▶ **Exercise objective**:
Restate the records below word for word, and omit the images they hold.

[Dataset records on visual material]

┌──

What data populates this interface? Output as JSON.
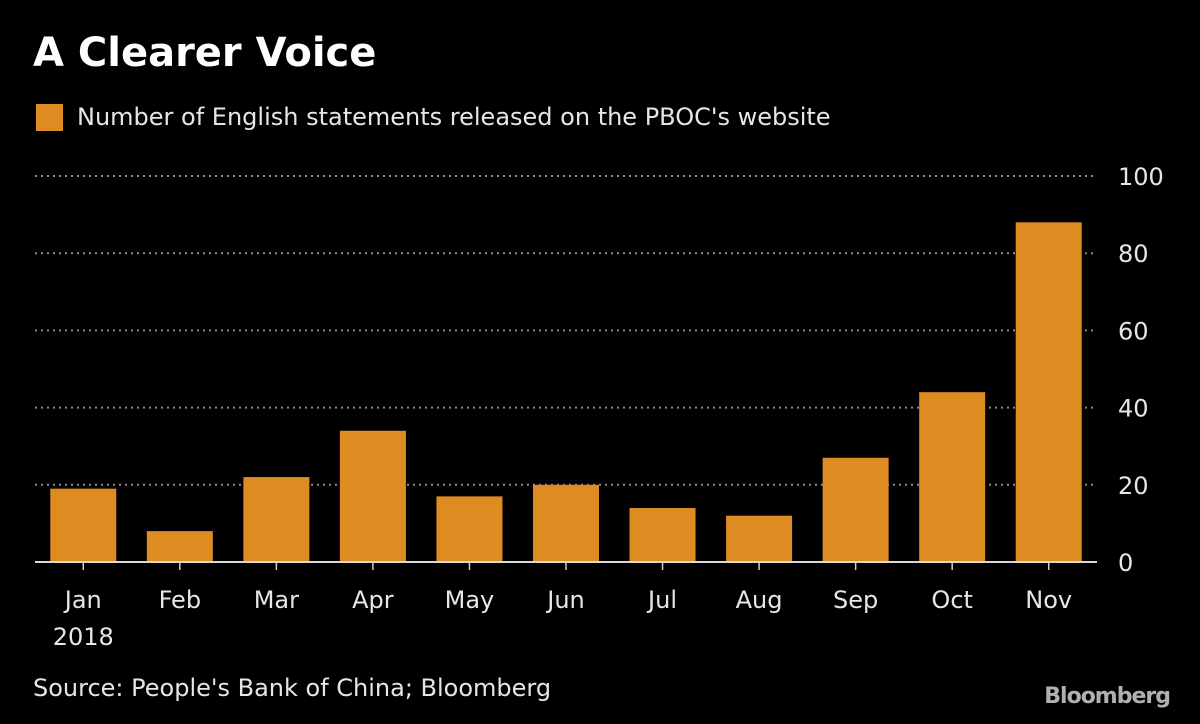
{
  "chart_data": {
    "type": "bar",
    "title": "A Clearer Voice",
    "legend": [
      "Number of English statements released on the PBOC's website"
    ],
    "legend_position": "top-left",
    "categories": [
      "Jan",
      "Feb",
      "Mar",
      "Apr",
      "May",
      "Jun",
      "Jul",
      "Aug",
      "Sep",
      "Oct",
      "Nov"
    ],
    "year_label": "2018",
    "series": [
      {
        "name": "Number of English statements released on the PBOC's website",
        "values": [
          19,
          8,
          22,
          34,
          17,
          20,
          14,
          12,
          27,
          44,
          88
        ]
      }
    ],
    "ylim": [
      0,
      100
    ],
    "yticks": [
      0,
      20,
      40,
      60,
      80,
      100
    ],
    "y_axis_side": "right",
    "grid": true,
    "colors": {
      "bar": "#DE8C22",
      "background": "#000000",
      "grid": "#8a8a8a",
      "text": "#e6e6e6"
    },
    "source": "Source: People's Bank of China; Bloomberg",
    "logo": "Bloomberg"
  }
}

└──

▶ **Written answer**:
What data populates this interface? Output as JSON.
{
  "chart_data": {
    "type": "bar",
    "title": "A Clearer Voice",
    "legend": [
      "Number of English statements released on the PBOC's website"
    ],
    "legend_position": "top-left",
    "categories": [
      "Jan",
      "Feb",
      "Mar",
      "Apr",
      "May",
      "Jun",
      "Jul",
      "Aug",
      "Sep",
      "Oct",
      "Nov"
    ],
    "year_label": "2018",
    "series": [
      {
        "name": "Number of English statements released on the PBOC's website",
        "values": [
          19,
          8,
          22,
          34,
          17,
          20,
          14,
          12,
          27,
          44,
          88
        ]
      }
    ],
    "ylim": [
      0,
      100
    ],
    "yticks": [
      0,
      20,
      40,
      60,
      80,
      100
    ],
    "y_axis_side": "right",
    "grid": true,
    "colors": {
      "bar": "#DE8C22",
      "background": "#000000",
      "grid": "#8a8a8a",
      "text": "#e6e6e6"
    },
    "source": "Source: People's Bank of China; Bloomberg",
    "logo": "Bloomberg"
  }
}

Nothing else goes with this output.